## Set task
Copy out all lines in the data below containing the string "Предс".

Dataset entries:
* * * * *

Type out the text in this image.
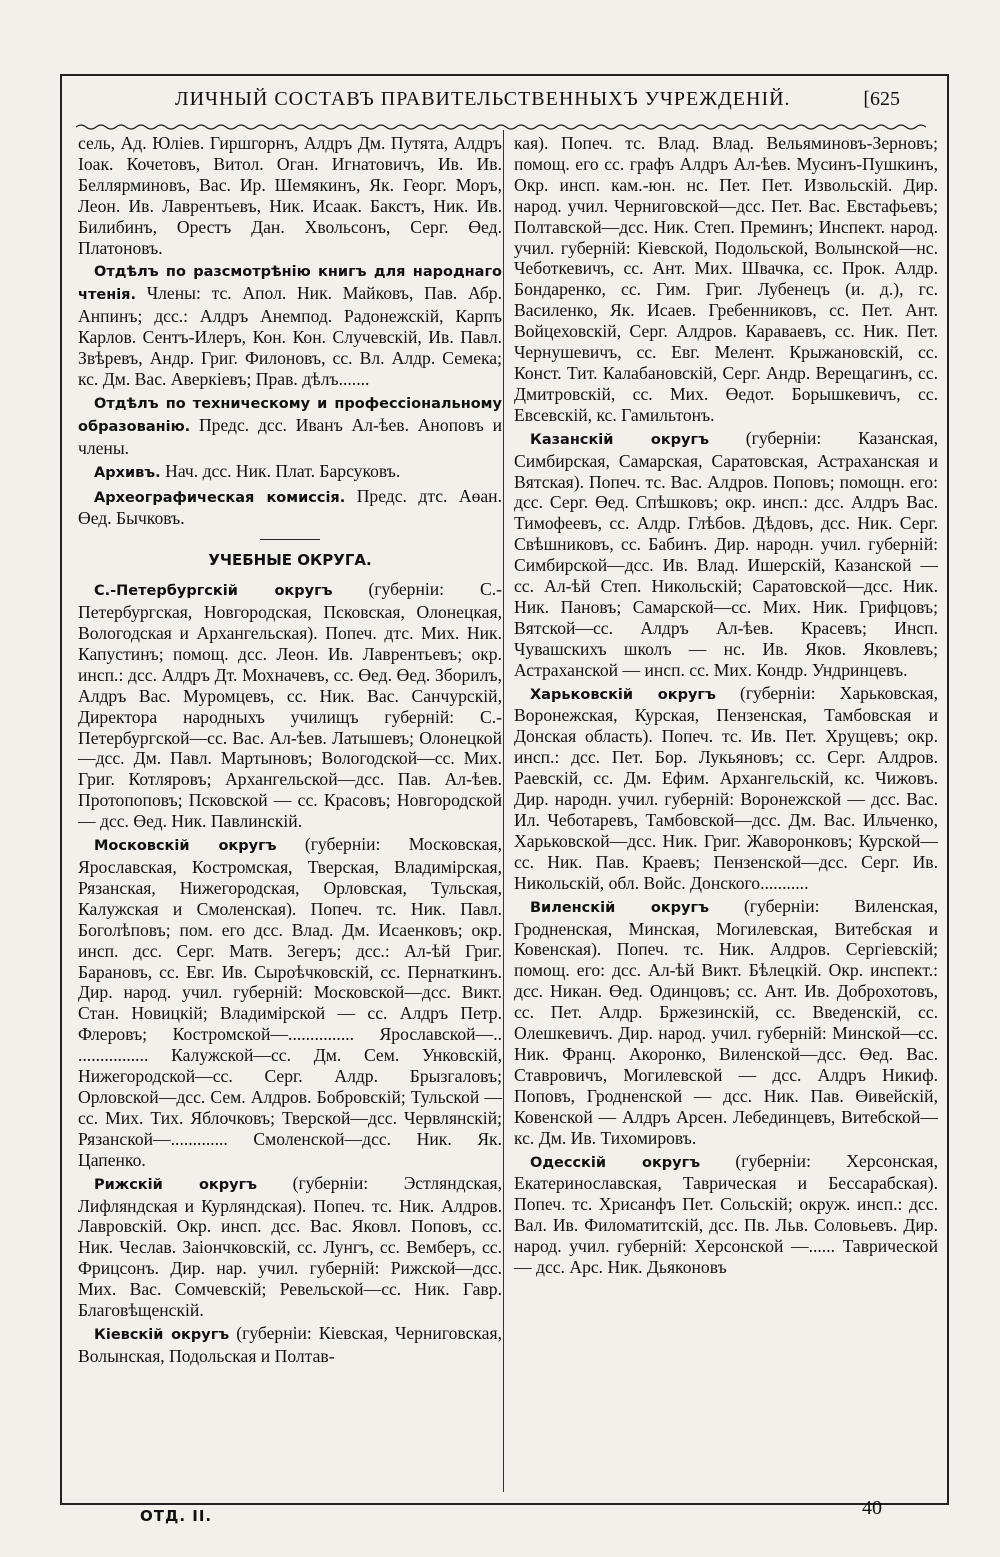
ЛИЧНЫЙ СОСТАВЪ ПРАВИТЕЛЬСТВЕННЫХЪ УЧРЕЖДЕНІЙ.	[625

сель, Ад. Юліев. Гиршгорнъ, Алдръ Дм. Путята, Алдръ Іоак. Кочетовъ, Витол. Оган. Игнатовичъ, Ив. Ив. Беллярминовъ, Вас. Ир. Шемякинъ, Як. Георг. Моръ, Леон. Ив. Лаврентьевъ, Ник. Исаак. Бакстъ, Ник. Ив. Билибинъ, Орестъ Дан. Хвольсонъ, Серг. Өед. Платоновъ.

Отдѣлъ по разсмотрѣнію книгъ для народнаго чтенія. Члены: тс. Апол. Ник. Майковъ, Пав. Абр. Анпинъ; дсс.: Алдръ Анемпод. Радонежскій, Карпъ Карлов. Сентъ-Илеръ, Кон. Кон. Случевскій, Ив. Павл. Звѣревъ, Андр. Григ. Филоновъ, сс. Вл. Алдр. Семека; кс. Дм. Вас. Аверкіевъ; Прав. дѣлъ.......

Отдѣлъ по техническому и профессіональному образованію. Предс. дсс. Иванъ Ал-ѣев. Аноповъ и члены.

Архивъ. Нач. дсс. Ник. Плат. Барсуковъ.

Археографическая комиссія. Предс. дтс. Аөан. Өед. Бычковъ.

УЧЕБНЫЕ ОКРУГА.

С.-Петербургскій округъ (губерніи: С.-Петербургская, Новгородская, Псковская, Олонецкая, Вологодская и Архангельская). Попеч. дтс. Мих. Ник. Капустинъ; помощ. дсс. Леон. Ив. Лаврентьевъ; окр. инсп.: дсс. Алдръ Дт. Мохначевъ, сс. Өед. Өед. Зборилъ, Алдръ Вас. Муромцевъ, сс. Ник. Вас. Санчурскій, Директора народныхъ училищъ губерній: С.-Петербургской—сс. Вас. Ал-ѣев. Латышевъ; Олонецкой—дсс. Дм. Павл. Мартыновъ; Вологодской—сс. Мих. Григ. Котляровъ; Архангельской—дсс. Пав. Ал-ѣев. Протопоповъ; Псковской — сс. Красовъ; Новгородской — дсс. Өед. Ник. Павлинскій.

Московскій округъ (губерніи: Московская, Ярославская, Костромская, Тверская, Владимірская, Рязанская, Нижегородская, Орловская, Тульская, Калужская и Смоленская). Попеч. тс. Ник. Павл. Боголѣповъ; пом. его дсс. Влад. Дм. Исаенковъ; окр. инсп. дсс. Серг. Матв. Зегеръ; дсс.: Ал-ѣй Григ. Барановъ, сс. Евг. Ив. Сыроѣчковскій, сс. Пернаткинъ. Дир. народ. учил. губерній: Московской—дсс. Викт. Стан. Новицкій; Владимірской — сс. Алдръ Петр. Флеровъ; Костромской—............... Ярославской—.. ................ Калужской—сс. Дм. Сем. Унковскій, Нижегородской—сс. Серг. Алдр. Брызгаловъ; Орловской—дсс. Сем. Алдров. Бобровскій; Тульской — сс. Мих. Тих. Яблочковъ; Тверской—дсс. Червлянскій; Рязанской—............. Смоленской—дсс. Ник. Як. Цапенко.

Рижскій округъ (губерніи: Эстляндская, Лифляндская и Курляндская). Попеч. тс. Ник. Алдров. Лавровскій. Окр. инсп. дсс. Вас. Яковл. Поповъ, сс. Ник. Чеслав. Заіончковскій, сс. Лунгъ, сс. Вемберъ, сс. Фрицсонъ. Дир. нар. учил. губерній: Рижской—дсс. Мих. Вас. Сомчевскій; Ревельской—сс. Ник. Гавр. Благовѣщенскій.

Кіевскій округъ (губерніи: Кіевская, Черниговская, Волынская, Подольская и Полтав-

кая). Попеч. тс. Влад. Влад. Вельяминовъ-Зерновъ; помощ. его сс. графъ Алдръ Ал-ѣев. Мусинъ-Пушкинъ, Окр. инсп. кам.-юн. нс. Пет. Пет. Извольскій. Дир. народ. учил. Черниговской—дсс. Пет. Вас. Евстафьевъ; Полтавской—дсс. Ник. Степ. Преминъ; Инспект. народ. учил. губерній: Кіевской, Подольской, Волынской—нс. Чеботкевичъ, сс. Ант. Мих. Швачка, сс. Прок. Алдр. Бондаренко, сс. Гим. Григ. Лубенецъ (и. д.), гс. Василенко, Як. Исаев. Гребенниковъ, сс. Пет. Ант. Войцеховскій, Серг. Алдров. Караваевъ, сс. Ник. Пет. Чернушевичъ, сс. Евг. Мелент. Крыжановскій, сс. Конст. Тит. Калабановскій, Серг. Андр. Верещагинъ, сс. Дмитровскій, сс. Мих. Өедот. Борышкевичъ, сс. Евсевскій, кс. Гамильтонъ.

Казанскій округъ (губерніи: Казанская, Симбирская, Самарская, Саратовская, Астраханская и Вятская). Попеч. тс. Вас. Алдров. Поповъ; помощн. его: дсс. Серг. Өед. Спѣшковъ; окр. инсп.: дсс. Алдръ Вас. Тимофеевъ, сс. Алдр. Глѣбов. Дѣдовъ, дсс. Ник. Серг. Свѣшниковъ, сс. Бабинъ. Дир. народн. учил. губерній: Симбирской—дсс. Ив. Влад. Ишерскій, Казанской — сс. Ал-ѣй Степ. Никольскій; Саратовской—дсс. Ник. Ник. Пановъ; Самарской—сс. Мих. Ник. Грифцовъ; Вятской—сс. Алдръ Ал-ѣев. Красевъ; Инсп. Чувашскихъ школъ — нс. Ив. Яков. Яковлевъ; Астраханской — инсп. сс. Мих. Кондр. Ундринцевъ.

Харьковскій округъ (губерніи: Харьковская, Воронежская, Курская, Пензенская, Тамбовская и Донская область). Попеч. тс. Ив. Пет. Хрущевъ; окр. инсп.: дсс. Пет. Бор. Лукьяновъ; сс. Серг. Алдров. Раевскій, сс. Дм. Ефим. Архангельскій, кс. Чижовъ. Дир. народн. учил. губерній: Воронежской — дсс. Вас. Ил. Чеботаревъ, Тамбовской—дсс. Дм. Вас. Ильченко, Харьковской—дсс. Ник. Григ. Жаворонковъ; Курской—сс. Ник. Пав. Краевъ; Пензенской—дсс. Серг. Ив. Никольскій, обл. Войс. Донского...........

Виленскій округъ (губерніи: Виленская, Гродненская, Минская, Могилевская, Витебская и Ковенская). Попеч. тс. Ник. Алдров. Сергіевскій; помощ. его: дсс. Ал-ѣй Викт. Бѣлецкій. Окр. инспект.: дсс. Никан. Өед. Одинцовъ; сс. Ант. Ив. Доброхотовъ, сс. Пет. Алдр. Бржезинскій, сс. Введенскій, сс. Олешкевичъ. Дир. народ. учил. губерній: Минской—сс. Ник. Франц. Акоронко, Виленской—дсс. Өед. Вас. Ставровичъ, Могилевской — дсс. Алдръ Никиф. Поповъ, Гродненской — дсс. Ник. Пав. Өивейскій, Ковенской — Алдръ Арсен. Лебединцевъ, Витебской—кс. Дм. Ив. Тихомировъ.

Одесскій округъ (губерніи: Херсонская, Екатеринославская, Таврическая и Бессарабская). Попеч. тс. Хрисанфъ Пет. Сольскій; окруж. инсп.: дсс. Вал. Ив. Филоматитскій, дсс. Пв. Льв. Соловьевъ. Дир. народ. учил. губерній: Херсонской —...... Таврической — дсс. Арс. Ник. Дьяконовъ

ОТД. II.	40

* * * * *

## Exercise output
Отдѣлъ по техническому и профессіональному образованію. Предс. дсс. Иванъ Ал-ѣев. Аноповъ и члены.
Археографическая комиссія. Предс. дтс. Аөан. Өед. Бычковъ.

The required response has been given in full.